Prompt
The records that follow are to be transcribed in full, without their images.

--- Begin ---

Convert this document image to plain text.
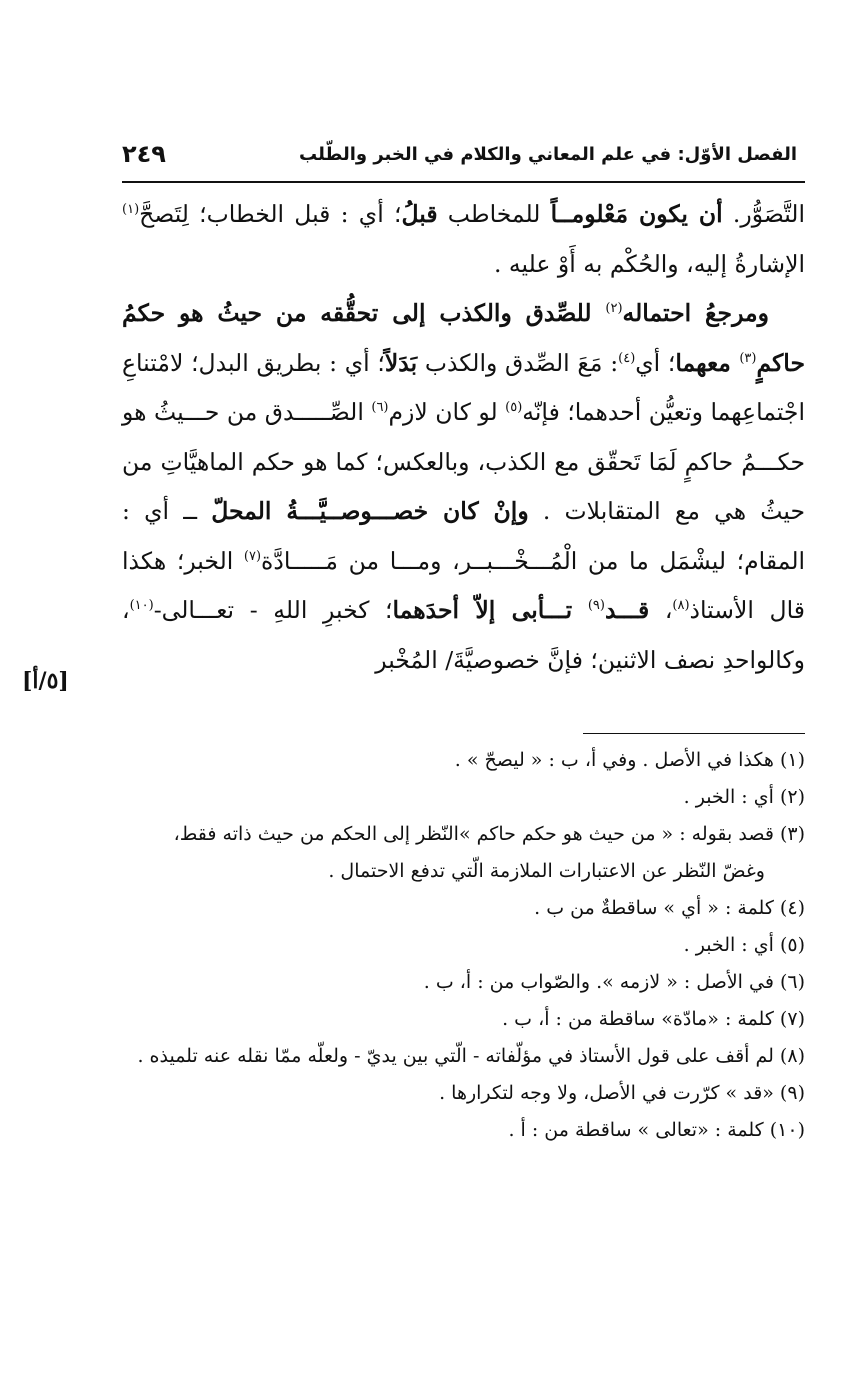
الفصل الأوّل: في علم المعاني والكلام في الخبر والطّلب
٢٤٩

التَّصَوُّر. أن يكون مَعْلومــاً للمخاطب قبلُ؛ أي : قبل الخطاب؛ لِتَصحَّ$^{(١)}$ الإشارةُ إليه، والحُكْم به أَوْ عليه .

ومرجعُ احتماله$^{(٢)}$ للصِّدق والكذب إلى تحقُّقه من حيثُ هو حكمُ حاكمٍ$^{(٣)}$ معهما؛ أي$^{(٤)}$: مَعَ الصِّدق والكذب بَدَلاً؛ أي : بطريق البدل؛ لامْتناعِ اجْتماعِهما وتعيُّن أحدهما؛ فإنّه$^{(٥)}$ لو كان لازم$^{(٦)}$ الصِّـــــدق من حـــيثُ هو حكـــمُ حاكمٍ لَمَا تَحقّق مع الكذب، وبالعكس؛ كما هو حكم الماهيَّاتِ من حيثُ هي مع المتقابلات . وإنْ كان خصـــوصــيَّـــةُ المحلّ ــ أي : المقام؛ ليشْمَل ما من الْمُـــخْـــبــر، ومـــا من مَـــــادَّة$^{(٧)}$ الخبر؛ هكذا قال الأستاذ$^{(٨)}$، قـــد$^{(٩)}$ تـــأبى إلاّ أحدَهما؛ كخبرِ اللهِ - تعـــالى-$^{(١٠)}$، وكالواحدِ نصف الاثنين؛ فإنَّ خصوصيَّةَ/ المُخْبر

[٥/أ]

(١) هكذا في الأصل . وفي أ، ب : « ليصحّ » .

(٢) أي : الخبر .

(٣) قصد بقوله : « من حيث هو حكم حاكم »النّظر إلى الحكم من حيث ذاته فقط،

وغضّ النّظر عن الاعتبارات الملازمة الّتي تدفع الاحتمال .

(٤) كلمة : « أي » ساقطةٌ من ب .

(٥) أي : الخبر .

(٦) في الأصل : « لازمه ». والصّواب من : أ، ب .

(٧) كلمة : «مادّة» ساقطة من : أ، ب .

(٨) لم أقف على قول الأستاذ في مؤلّفاته - الّتي بين يديّ - ولعلّه ممّا نقله عنه تلميذه .

(٩) «قد » كرّرت في الأصل، ولا وجه لتكرارها .

(١٠) كلمة : «تعالى » ساقطة من : أ .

--- End ---

Output
Convert this document image to plain text.
الفصل الأوّل: في علم المعاني والكلام في الخبر والطّلب
٢٤٩

التَّصَوُّر. أن يكون مَعْلومــاً للمخاطب قبلُ؛ أي : قبل الخطاب؛ لِتَصحَّ$^{(١)}$ الإشارةُ إليه، والحُكْم به أَوْ عليه .

ومرجعُ احتماله$^{(٢)}$ للصِّدق والكذب إلى تحقُّقه من حيثُ هو حكمُ حاكمٍ$^{(٣)}$ معهما؛ أي$^{(٤)}$: مَعَ الصِّدق والكذب بَدَلاً؛ أي : بطريق البدل؛ لامْتناعِ اجْتماعِهما وتعيُّن أحدهما؛ فإنّه$^{(٥)}$ لو كان لازم$^{(٦)}$ الصِّـــــدق من حـــيثُ هو حكـــمُ حاكمٍ لَمَا تَحقّق مع الكذب، وبالعكس؛ كما هو حكم الماهيَّاتِ من حيثُ هي مع المتقابلات . وإنْ كان خصـــوصــيَّـــةُ المحلّ ــ أي : المقام؛ ليشْمَل ما من الْمُـــخْـــبــر، ومـــا من مَـــــادَّة$^{(٧)}$ الخبر؛ هكذا قال الأستاذ$^{(٨)}$، قـــد$^{(٩)}$ تـــأبى إلاّ أحدَهما؛ كخبرِ اللهِ - تعـــالى-$^{(١٠)}$، وكالواحدِ نصف الاثنين؛ فإنَّ خصوصيَّةَ/ المُخْبر

[٥/أ]

(١) هكذا في الأصل . وفي أ، ب : « ليصحّ » .

(٢) أي : الخبر .

(٣) قصد بقوله : « من حيث هو حكم حاكم »النّظر إلى الحكم من حيث ذاته فقط،

وغضّ النّظر عن الاعتبارات الملازمة الّتي تدفع الاحتمال .

(٤) كلمة : « أي » ساقطةٌ من ب .

(٥) أي : الخبر .

(٦) في الأصل : « لازمه ». والصّواب من : أ، ب .

(٧) كلمة : «مادّة» ساقطة من : أ، ب .

(٨) لم أقف على قول الأستاذ في مؤلّفاته - الّتي بين يديّ - ولعلّه ممّا نقله عنه تلميذه .

(٩) «قد » كرّرت في الأصل، ولا وجه لتكرارها .

(١٠) كلمة : «تعالى » ساقطة من : أ .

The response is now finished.